Post  Rhydgaled on Sat 23 Feb 2013 - 2:54

Why stop at Hirwaun? A little bit of building new track would get the line to Glyn-Neath, and not far after that join the existing freight only line to run trains down past Resolven to Swansea Docks. You could also run trains into Swansea Docks along the frieght-line that serves Onllwyn coal wash, and using the Gwaun-Cae-Gurwen branch you could run trains either to Swansea High Street or Swansea Docks, through a new 'Ammanford Central' station, on existing rails. My maps (see later), also illustrate a longer-term proposal, rebuilding a lost line up from north of Morriston towards Ystradgynlais.
------------------------------------
TASKS AND EXERCISES:
[1] In the forum post about extending the rail line beyond Hirwaun, which new station would trains on the Gwaun-Cae-Gurwen branch pass through?
[2] Carry on the forum post about extending the rail line beyond Hirwaun, picking up right after its final sentence.
------------------------------------
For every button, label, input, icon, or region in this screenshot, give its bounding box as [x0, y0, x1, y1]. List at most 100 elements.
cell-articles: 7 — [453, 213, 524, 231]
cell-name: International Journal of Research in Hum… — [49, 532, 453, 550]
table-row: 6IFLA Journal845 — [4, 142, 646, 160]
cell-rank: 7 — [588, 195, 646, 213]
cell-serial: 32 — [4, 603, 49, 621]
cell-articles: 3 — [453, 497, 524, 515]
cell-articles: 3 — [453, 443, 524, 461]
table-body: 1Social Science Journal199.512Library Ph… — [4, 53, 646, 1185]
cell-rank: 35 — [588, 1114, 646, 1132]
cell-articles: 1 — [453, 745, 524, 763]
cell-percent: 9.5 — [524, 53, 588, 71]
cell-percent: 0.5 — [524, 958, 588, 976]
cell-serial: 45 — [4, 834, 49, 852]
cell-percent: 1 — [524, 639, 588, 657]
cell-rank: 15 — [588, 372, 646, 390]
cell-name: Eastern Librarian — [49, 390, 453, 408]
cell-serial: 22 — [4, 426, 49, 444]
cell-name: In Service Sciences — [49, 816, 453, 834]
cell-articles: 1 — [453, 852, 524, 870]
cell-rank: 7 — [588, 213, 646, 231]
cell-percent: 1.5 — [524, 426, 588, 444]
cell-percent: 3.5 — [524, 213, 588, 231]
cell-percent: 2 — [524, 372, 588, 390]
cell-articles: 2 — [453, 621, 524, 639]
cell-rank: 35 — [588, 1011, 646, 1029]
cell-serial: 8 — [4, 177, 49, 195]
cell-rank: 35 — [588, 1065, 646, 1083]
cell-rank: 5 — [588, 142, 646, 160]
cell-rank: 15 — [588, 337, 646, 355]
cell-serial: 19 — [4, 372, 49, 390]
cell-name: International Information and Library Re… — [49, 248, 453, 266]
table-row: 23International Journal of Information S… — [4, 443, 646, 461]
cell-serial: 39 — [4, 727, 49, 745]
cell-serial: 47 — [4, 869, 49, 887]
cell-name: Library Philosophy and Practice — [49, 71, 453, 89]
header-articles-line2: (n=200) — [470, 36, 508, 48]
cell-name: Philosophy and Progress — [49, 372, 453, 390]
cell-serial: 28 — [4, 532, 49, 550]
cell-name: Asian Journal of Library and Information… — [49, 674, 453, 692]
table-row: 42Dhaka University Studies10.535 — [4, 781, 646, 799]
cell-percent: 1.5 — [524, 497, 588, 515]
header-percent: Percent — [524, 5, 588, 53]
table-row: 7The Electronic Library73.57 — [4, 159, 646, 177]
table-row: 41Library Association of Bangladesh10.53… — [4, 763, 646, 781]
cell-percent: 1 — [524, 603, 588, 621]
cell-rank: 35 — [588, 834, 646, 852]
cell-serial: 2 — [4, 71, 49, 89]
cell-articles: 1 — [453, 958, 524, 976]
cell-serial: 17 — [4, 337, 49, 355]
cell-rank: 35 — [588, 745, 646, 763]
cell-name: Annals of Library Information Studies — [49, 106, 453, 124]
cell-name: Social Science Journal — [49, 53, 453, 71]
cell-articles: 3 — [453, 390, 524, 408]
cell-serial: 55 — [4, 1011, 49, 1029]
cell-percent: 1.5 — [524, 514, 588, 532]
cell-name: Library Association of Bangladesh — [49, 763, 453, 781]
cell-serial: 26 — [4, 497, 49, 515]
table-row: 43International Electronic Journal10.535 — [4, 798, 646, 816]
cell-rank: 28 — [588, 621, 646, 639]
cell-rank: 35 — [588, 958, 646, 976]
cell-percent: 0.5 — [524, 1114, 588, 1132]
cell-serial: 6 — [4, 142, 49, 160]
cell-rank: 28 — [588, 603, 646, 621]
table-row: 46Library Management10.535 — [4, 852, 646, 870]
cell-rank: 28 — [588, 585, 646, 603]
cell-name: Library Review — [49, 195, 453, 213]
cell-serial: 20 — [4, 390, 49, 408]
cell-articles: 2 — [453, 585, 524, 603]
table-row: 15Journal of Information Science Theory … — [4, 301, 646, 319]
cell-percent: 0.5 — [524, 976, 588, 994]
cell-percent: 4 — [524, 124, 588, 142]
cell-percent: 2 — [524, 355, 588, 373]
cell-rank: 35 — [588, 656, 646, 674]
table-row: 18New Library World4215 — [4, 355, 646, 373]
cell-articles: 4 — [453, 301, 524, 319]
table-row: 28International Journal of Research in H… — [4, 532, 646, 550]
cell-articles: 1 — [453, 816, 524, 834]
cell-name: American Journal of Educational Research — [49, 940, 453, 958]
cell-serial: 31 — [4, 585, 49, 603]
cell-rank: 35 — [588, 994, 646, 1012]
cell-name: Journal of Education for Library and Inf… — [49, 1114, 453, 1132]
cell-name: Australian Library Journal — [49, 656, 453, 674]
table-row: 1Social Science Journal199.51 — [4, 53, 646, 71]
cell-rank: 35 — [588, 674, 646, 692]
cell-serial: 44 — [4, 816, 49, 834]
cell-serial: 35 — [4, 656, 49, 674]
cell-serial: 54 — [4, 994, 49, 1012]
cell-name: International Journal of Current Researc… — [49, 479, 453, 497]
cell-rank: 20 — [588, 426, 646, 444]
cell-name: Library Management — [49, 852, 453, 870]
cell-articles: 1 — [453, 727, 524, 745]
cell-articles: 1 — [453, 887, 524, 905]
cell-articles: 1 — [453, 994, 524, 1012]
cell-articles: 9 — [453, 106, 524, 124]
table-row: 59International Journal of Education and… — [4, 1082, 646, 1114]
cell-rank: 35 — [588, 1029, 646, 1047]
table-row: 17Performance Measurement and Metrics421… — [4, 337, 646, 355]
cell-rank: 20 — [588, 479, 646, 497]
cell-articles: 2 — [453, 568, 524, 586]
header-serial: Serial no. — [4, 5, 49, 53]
------------------------------------
RESPONSES TO THE TASKS:
[1] A new 'Ammanford Central' station.

[2]
Now, getting to Swansea High Street from the docks is potentially awkward, heavy rail would have to terminate at a 'Swansea Docks' station, so maybe it'd be better to run Glyn-Neath/Hirwaun/Onllwyn to Swansea as a tram line, which could reach Swansea High Street station and Quadrant bus station (and later extend that tram line through to Mumbles).

Anyway, then your SEWIN would serve most of South-East Wales, right up to the border with South-West Wales (Swansea), and maybe even straying accross that border into Llanelli. One other thing is why does your Vale Of Glamorgan service stop at Cardiff Airport, the service already runs through to Bridgend, why cut it?